## What to do
• a. In the ethanol text, what cap does the CBI set on the total amount of ethanol that may be exported to the U.S.?
• b. Reproduce word for word the section of the ethanol text from "Ethanol is readily" to "be substantially anhydrous.".

Central American and Caribbean countries import relatively high quantities of ethanol, normally from Brazil, although little is destined for domestic consumption. These countries reprocess the product, usually converting hydrated ethanol into anhydrous ethanol and then exporting it to the U.S. Not only is value added to the product through dehydration, but the stopover and further processing means the ethanol being exported to the U.S. avoids the 2.5 percent duty and 54 cent-per-gallon tariff on Brazilian ethanol, thanks to the trade agreements and benefits granted by the Caribbean Basin Initiative and the Central American Free Trade Agreement. The CBI limits the total amount of ethanol allowed to be exported to the U.S. to just 7 percent of the previous year's entire domestic consumption. To date, all CAFTA nations combined with CBI countries have not come even remotely close to meeting this gap. Nevertheless the percentage of U.S. imports from CBI and CAFTA nations have rapidly increased in recent years (see Figure 1).

Ethanol is readily produced through fermentation yielding a dilute aqueous solution of ethanol, normally 8 to 10 percent by weight. Further concentration of the ethanol by traditional distillation processes produces an azeotrope containing about 5 percent water by weight. Azeotropes are a mixture of two or more liquids that cannot easily be separated by distillation. To prevent phase separation during storage, ethanol-blended gasoline should contain at most only small amounts of water, generally 1 percent or less by volume. Thus, ethanol used in the U.S. for blending must be substantially anhydrous.

## Excerpted data
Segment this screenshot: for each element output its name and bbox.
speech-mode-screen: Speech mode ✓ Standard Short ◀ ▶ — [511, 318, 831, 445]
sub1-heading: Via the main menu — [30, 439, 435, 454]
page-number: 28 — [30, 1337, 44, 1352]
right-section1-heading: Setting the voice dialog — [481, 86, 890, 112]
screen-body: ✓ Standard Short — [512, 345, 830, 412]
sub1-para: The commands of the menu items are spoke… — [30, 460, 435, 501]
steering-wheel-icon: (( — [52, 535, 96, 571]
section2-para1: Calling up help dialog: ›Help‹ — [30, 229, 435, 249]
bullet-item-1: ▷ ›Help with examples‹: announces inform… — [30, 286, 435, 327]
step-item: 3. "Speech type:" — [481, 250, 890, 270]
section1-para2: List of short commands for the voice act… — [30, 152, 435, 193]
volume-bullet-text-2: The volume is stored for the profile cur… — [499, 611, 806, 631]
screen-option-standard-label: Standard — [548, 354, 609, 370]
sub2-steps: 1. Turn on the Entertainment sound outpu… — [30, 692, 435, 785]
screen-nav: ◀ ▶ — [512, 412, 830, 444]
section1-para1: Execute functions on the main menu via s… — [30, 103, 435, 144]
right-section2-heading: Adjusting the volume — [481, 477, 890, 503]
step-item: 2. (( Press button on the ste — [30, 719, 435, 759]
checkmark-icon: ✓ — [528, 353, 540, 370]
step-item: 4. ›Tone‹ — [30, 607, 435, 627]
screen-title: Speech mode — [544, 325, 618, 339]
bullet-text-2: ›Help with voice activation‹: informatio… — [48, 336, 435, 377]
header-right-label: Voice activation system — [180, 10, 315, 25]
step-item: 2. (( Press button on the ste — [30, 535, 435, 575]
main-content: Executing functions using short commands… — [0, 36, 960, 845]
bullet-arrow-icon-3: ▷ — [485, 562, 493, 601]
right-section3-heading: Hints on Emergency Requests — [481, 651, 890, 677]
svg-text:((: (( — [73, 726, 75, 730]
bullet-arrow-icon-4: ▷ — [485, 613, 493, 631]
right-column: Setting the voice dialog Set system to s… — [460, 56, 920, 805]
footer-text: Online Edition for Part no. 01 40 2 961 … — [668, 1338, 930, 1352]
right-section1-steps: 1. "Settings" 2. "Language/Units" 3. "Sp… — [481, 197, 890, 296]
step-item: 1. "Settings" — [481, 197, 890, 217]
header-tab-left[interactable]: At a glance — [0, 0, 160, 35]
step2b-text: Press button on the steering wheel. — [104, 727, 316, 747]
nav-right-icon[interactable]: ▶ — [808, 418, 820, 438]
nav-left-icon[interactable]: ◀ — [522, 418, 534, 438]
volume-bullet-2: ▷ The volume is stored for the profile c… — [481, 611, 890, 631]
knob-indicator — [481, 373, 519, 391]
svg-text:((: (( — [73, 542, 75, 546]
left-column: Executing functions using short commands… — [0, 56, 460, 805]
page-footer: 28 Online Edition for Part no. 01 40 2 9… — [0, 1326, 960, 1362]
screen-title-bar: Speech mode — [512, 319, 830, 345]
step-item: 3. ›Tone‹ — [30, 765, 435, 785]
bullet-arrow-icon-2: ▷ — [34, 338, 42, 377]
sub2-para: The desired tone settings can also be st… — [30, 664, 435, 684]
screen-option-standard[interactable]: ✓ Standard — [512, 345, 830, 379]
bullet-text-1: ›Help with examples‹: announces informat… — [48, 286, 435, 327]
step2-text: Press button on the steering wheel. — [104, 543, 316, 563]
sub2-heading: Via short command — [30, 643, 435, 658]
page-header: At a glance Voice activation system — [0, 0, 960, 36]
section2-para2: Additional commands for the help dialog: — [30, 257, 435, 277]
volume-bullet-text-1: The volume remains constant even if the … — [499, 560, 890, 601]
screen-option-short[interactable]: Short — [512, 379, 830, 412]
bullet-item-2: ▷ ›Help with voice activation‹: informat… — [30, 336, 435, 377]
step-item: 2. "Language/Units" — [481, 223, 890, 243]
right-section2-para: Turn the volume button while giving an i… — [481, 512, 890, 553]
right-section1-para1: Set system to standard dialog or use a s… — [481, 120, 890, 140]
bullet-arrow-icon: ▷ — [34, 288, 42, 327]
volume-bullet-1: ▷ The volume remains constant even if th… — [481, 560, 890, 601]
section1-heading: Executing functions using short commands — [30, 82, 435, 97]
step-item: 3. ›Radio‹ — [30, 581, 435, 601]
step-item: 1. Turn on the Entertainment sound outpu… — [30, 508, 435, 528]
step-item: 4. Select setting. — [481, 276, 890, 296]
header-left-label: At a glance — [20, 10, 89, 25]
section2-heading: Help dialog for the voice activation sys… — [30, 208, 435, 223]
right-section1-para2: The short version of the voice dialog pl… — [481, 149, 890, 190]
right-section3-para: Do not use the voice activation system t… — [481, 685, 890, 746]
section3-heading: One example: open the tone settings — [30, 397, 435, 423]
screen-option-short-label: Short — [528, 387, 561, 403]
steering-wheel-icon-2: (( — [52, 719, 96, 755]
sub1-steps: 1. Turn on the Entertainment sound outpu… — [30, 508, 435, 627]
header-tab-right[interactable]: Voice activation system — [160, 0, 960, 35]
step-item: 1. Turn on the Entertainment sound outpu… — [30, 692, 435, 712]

## Worked solutions
• a. 7 percent of the previous year's entire domestic consumption

• b.
Ethanol is readily produced through fermentation yielding a dilute aqueous solution of ethanol, normally 8 to 10 percent by weight. Further concentration of the ethanol by traditional distillation processes produces an azeotrope containing about 5 percent water by weight. Azeotropes are a mixture of two or more liquids that cannot easily be separated by distillation. To prevent phase separation during storage, ethanol-blended gasoline should contain at most only small amounts of water, generally 1 percent or less by volume. Thus, ethanol used in the U.S. for blending must be substantially anhydrous.